┌──

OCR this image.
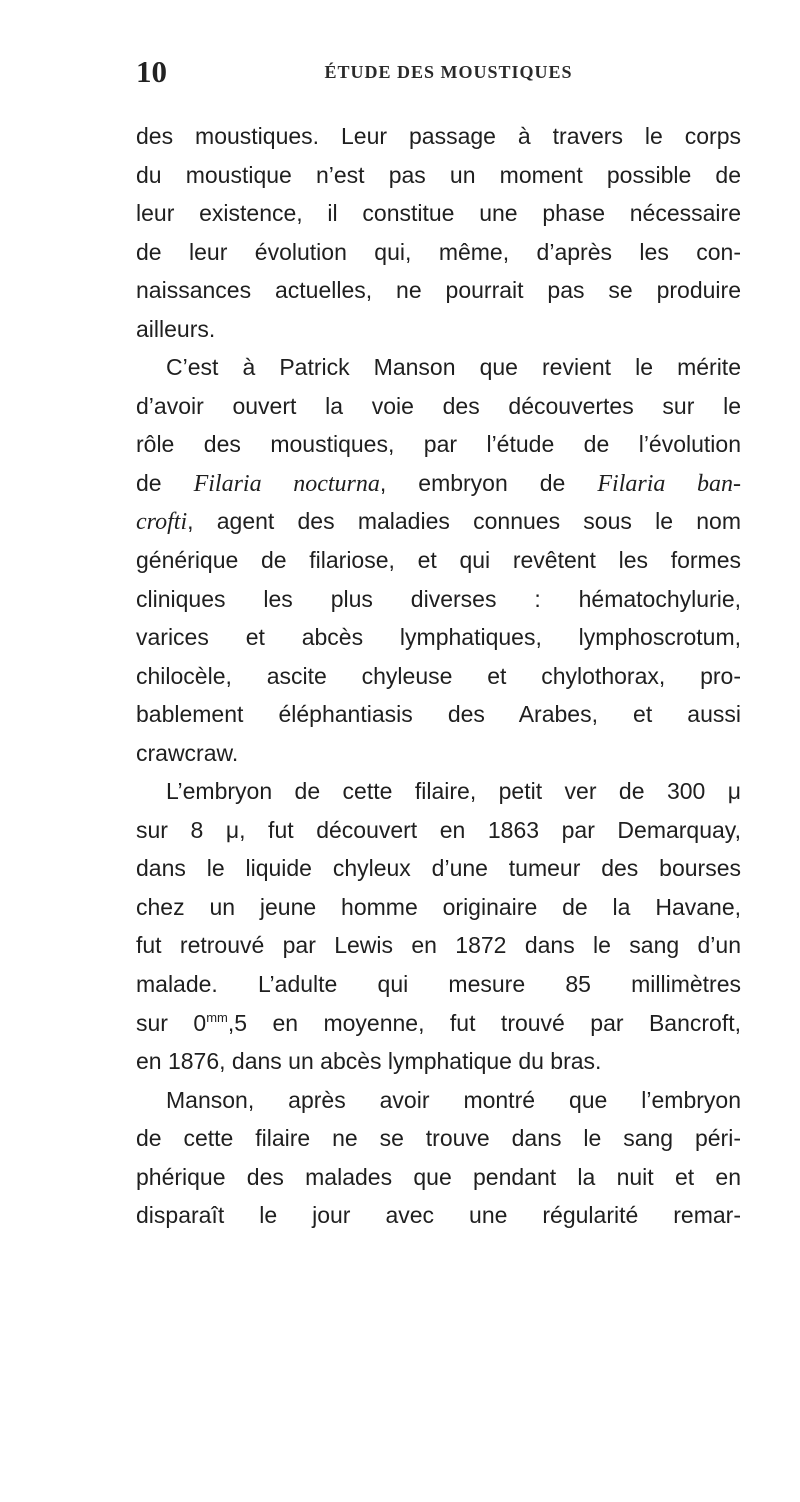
10	ÉTUDE DES MOUSTIQUES
des moustiques. Leur passage à travers le corps
du moustique n’est pas un moment possible de
leur existence, il constitue une phase nécessaire
de leur évolution qui, même, d’après les con-
naissances actuelles, ne pourrait pas se produire
ailleurs.
C’est à Patrick Manson que revient le mérite
d’avoir ouvert la voie des découvertes sur le
rôle des moustiques, par l’étude de l’évolution
de Filaria nocturna, embryon de Filaria ban-
crofti, agent des maladies connues sous le nom
générique de filariose, et qui revêtent les formes
cliniques les plus diverses : hématochylurie,
varices et abcès lymphatiques, lymphoscrotum,
chilocèle, ascite chyleuse et chylothorax, pro-
bablement éléphantiasis des Arabes, et aussi
crawcraw.
L’embryon de cette filaire, petit ver de 300 μ
sur 8 μ, fut découvert en 1863 par Demarquay,
dans le liquide chyleux d’une tumeur des bourses
chez un jeune homme originaire de la Havane,
fut retrouvé par Lewis en 1872 dans le sang d’un
malade. L’adulte qui mesure 85 millimètres
sur $0^{mm},5$ en moyenne, fut trouvé par Bancroft,
en 1876, dans un abcès lymphatique du bras.
Manson, après avoir montré que l’embryon
de cette filaire ne se trouve dans le sang péri-
phérique des malades que pendant la nuit et en
disparaît le jour avec une régularité remar-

└──

The problem
Without the pictures, write out all of the material exactly.

Solution below
OCR this image.
10	ÉTUDE DES MOUSTIQUES
des moustiques. Leur passage à travers le corps
du moustique n’est pas un moment possible de
leur existence, il constitue une phase nécessaire
de leur évolution qui, même, d’après les con-
naissances actuelles, ne pourrait pas se produire
ailleurs.
C’est à Patrick Manson que revient le mérite
d’avoir ouvert la voie des découvertes sur le
rôle des moustiques, par l’étude de l’évolution
de Filaria nocturna, embryon de Filaria ban-
crofti, agent des maladies connues sous le nom
générique de filariose, et qui revêtent les formes
cliniques les plus diverses : hématochylurie,
varices et abcès lymphatiques, lymphoscrotum,
chilocèle, ascite chyleuse et chylothorax, pro-
bablement éléphantiasis des Arabes, et aussi
crawcraw.
L’embryon de cette filaire, petit ver de 300 μ
sur 8 μ, fut découvert en 1863 par Demarquay,
dans le liquide chyleux d’une tumeur des bourses
chez un jeune homme originaire de la Havane,
fut retrouvé par Lewis en 1872 dans le sang d’un
malade. L’adulte qui mesure 85 millimètres
sur $0^{mm},5$ en moyenne, fut trouvé par Bancroft,
en 1876, dans un abcès lymphatique du bras.
Manson, après avoir montré que l’embryon
de cette filaire ne se trouve dans le sang péri-
phérique des malades que pendant la nuit et en
disparaît le jour avec une régularité remar-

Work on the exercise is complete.